What you need to do |
Of the lines in these entries, how many contain the string "left"? Give the number and nothing else.

**** Data shown

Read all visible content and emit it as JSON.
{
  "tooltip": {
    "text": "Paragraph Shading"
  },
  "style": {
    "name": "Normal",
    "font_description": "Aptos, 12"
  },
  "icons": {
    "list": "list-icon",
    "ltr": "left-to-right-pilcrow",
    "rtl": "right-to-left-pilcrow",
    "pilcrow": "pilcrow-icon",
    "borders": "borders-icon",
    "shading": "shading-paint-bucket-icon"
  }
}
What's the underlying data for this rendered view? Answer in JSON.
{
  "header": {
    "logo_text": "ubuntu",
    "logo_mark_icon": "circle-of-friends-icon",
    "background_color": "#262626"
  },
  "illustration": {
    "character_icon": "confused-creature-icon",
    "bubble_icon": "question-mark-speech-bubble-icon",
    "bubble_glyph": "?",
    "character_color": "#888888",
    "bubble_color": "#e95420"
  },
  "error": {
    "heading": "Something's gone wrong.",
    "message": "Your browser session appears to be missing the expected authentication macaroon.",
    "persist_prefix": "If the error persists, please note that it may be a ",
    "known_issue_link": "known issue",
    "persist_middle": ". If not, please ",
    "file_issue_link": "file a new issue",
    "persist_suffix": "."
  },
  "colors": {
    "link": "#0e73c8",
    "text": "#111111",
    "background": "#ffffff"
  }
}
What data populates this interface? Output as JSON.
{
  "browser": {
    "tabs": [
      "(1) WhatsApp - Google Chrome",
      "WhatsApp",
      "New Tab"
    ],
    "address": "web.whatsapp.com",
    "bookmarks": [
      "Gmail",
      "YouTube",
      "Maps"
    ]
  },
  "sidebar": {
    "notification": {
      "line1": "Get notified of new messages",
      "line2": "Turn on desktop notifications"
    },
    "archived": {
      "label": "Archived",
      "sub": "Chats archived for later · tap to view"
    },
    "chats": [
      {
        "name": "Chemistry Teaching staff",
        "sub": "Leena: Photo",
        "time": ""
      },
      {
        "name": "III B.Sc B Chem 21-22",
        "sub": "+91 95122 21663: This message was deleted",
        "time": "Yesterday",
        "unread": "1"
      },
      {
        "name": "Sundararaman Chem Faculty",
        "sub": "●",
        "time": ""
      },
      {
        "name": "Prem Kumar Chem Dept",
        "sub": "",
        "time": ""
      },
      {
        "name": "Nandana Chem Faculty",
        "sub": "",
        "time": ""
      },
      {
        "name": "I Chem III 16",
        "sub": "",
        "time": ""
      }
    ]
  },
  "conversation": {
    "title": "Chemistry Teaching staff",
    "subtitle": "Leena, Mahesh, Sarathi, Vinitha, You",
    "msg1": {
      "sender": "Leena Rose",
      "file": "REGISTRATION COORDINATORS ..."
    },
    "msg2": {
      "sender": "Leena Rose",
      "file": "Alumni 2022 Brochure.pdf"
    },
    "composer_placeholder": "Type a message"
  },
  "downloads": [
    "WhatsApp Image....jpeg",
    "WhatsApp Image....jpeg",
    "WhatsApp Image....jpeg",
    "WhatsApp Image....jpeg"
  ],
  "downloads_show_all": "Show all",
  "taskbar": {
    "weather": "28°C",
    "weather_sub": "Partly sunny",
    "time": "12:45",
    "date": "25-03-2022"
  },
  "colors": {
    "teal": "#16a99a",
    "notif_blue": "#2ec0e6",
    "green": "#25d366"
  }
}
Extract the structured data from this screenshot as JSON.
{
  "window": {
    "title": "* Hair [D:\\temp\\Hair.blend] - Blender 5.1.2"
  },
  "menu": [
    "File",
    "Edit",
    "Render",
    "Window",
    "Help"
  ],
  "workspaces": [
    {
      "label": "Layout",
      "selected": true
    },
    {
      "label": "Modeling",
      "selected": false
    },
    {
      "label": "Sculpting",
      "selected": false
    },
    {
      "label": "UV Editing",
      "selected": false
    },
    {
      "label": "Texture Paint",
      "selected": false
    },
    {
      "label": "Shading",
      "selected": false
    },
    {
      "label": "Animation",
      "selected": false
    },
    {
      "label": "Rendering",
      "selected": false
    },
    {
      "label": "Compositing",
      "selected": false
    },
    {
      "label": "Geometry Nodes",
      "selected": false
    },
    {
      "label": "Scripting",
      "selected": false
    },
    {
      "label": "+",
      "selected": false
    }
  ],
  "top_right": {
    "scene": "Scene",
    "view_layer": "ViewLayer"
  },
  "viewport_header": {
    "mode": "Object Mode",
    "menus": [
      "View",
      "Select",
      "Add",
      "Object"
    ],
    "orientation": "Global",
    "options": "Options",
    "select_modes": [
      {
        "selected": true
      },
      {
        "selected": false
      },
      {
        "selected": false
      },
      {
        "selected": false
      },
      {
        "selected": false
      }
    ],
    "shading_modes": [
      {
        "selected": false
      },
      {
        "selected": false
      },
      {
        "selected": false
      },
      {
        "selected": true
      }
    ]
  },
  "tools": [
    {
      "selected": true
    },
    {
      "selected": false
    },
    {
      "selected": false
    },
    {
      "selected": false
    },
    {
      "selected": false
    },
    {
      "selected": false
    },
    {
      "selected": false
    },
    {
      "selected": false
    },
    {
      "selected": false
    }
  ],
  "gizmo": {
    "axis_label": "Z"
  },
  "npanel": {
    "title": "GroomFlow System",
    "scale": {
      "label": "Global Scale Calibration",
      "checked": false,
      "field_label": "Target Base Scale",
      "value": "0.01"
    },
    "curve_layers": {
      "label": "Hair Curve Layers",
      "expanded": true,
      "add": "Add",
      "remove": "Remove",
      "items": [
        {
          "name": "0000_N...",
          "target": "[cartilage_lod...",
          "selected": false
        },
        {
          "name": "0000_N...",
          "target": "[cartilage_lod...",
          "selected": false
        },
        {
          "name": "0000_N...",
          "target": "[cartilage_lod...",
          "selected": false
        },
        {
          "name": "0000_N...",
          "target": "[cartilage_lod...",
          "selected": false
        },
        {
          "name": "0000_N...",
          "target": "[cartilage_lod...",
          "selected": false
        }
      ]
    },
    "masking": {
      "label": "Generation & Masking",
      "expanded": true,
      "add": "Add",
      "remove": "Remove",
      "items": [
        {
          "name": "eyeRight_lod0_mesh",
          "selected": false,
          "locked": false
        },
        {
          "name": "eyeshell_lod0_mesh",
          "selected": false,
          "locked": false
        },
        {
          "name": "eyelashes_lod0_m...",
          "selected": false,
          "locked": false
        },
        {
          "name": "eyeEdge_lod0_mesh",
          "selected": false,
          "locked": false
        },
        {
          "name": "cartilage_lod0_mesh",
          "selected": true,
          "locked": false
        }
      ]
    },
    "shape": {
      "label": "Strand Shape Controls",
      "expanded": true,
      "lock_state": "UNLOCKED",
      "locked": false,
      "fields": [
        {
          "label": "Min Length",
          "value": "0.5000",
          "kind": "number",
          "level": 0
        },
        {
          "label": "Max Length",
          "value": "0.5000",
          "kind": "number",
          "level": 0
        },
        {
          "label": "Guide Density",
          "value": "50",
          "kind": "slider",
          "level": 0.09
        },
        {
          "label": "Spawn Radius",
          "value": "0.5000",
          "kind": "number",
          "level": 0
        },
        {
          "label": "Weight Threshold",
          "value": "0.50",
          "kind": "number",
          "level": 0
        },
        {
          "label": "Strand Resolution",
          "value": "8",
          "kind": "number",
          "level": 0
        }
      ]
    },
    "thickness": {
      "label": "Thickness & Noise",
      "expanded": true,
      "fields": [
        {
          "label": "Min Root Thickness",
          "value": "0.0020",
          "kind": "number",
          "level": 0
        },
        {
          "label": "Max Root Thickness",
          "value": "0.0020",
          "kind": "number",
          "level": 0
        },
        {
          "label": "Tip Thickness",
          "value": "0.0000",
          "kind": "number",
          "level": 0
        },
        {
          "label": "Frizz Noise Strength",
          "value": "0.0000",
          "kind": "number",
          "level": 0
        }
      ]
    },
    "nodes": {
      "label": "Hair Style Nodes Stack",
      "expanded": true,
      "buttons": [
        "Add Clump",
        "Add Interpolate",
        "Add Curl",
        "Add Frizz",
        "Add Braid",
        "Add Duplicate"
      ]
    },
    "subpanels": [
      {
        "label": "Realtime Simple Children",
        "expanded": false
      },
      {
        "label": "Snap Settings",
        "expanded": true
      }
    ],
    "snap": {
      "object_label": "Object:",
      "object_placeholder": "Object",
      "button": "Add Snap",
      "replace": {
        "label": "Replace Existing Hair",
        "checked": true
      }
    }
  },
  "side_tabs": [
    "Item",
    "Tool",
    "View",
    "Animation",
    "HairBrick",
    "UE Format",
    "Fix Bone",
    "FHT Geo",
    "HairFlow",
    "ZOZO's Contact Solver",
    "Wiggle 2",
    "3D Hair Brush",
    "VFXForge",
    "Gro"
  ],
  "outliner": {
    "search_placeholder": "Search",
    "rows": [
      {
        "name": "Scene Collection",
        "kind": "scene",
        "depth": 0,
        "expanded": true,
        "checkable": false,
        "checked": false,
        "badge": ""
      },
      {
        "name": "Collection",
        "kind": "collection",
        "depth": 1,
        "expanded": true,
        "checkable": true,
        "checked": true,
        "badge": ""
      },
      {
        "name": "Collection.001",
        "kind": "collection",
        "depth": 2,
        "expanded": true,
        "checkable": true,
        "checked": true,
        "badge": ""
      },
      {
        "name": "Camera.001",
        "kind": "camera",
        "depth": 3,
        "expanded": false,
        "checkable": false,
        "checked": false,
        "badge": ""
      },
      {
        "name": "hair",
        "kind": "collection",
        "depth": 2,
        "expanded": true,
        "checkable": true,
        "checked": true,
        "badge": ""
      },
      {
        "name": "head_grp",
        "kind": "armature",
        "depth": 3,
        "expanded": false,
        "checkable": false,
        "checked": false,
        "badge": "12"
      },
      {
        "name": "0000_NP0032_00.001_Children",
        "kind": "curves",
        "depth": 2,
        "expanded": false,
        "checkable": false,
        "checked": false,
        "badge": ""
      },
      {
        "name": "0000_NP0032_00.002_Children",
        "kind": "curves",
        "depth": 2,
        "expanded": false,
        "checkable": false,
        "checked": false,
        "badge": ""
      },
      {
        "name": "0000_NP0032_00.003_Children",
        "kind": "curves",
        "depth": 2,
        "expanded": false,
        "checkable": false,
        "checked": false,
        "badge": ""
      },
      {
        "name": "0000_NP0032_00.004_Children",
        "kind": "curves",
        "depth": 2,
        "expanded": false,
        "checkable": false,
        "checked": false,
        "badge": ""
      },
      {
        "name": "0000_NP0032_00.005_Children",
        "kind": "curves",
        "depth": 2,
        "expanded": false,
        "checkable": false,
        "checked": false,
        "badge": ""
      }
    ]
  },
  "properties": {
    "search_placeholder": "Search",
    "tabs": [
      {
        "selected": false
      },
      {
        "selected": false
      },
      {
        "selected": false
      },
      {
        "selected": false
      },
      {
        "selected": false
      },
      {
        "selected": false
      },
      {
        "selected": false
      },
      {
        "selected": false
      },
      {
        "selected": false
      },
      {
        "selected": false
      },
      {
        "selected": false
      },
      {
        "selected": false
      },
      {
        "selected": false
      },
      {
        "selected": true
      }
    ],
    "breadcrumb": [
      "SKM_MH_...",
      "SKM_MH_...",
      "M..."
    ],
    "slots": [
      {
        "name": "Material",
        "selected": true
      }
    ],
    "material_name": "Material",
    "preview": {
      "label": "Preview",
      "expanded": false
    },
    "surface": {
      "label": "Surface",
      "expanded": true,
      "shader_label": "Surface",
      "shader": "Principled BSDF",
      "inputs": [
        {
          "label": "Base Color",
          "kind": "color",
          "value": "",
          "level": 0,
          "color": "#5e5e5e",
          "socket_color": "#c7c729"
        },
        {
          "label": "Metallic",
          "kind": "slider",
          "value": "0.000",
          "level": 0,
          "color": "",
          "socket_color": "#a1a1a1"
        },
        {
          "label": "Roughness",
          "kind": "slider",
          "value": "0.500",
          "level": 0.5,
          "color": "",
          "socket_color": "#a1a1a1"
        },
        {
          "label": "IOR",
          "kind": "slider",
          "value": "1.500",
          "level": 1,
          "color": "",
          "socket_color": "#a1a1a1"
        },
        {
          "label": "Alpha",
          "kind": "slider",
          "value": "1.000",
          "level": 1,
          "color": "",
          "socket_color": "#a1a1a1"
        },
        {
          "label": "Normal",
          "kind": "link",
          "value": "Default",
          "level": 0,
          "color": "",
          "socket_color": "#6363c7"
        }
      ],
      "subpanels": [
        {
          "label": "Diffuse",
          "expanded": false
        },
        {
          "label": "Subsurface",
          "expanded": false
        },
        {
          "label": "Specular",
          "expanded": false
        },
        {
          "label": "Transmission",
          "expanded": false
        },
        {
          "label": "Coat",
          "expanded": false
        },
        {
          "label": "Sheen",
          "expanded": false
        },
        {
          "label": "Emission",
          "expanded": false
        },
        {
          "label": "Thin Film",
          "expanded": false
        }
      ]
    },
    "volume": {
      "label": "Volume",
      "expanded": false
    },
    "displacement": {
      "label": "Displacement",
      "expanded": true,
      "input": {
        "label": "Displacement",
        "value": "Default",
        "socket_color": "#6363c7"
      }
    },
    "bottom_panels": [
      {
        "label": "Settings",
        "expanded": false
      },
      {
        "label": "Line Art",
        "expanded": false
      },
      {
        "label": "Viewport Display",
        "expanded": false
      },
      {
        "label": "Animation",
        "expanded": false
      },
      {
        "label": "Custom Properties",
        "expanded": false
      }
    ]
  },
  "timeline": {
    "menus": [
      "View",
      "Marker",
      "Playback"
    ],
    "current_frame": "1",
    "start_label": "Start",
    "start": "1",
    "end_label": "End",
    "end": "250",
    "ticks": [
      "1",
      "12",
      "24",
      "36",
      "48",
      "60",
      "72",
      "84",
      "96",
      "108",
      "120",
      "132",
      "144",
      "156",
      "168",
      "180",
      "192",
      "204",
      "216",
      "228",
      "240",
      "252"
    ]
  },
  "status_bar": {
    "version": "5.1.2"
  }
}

********

Full response |
2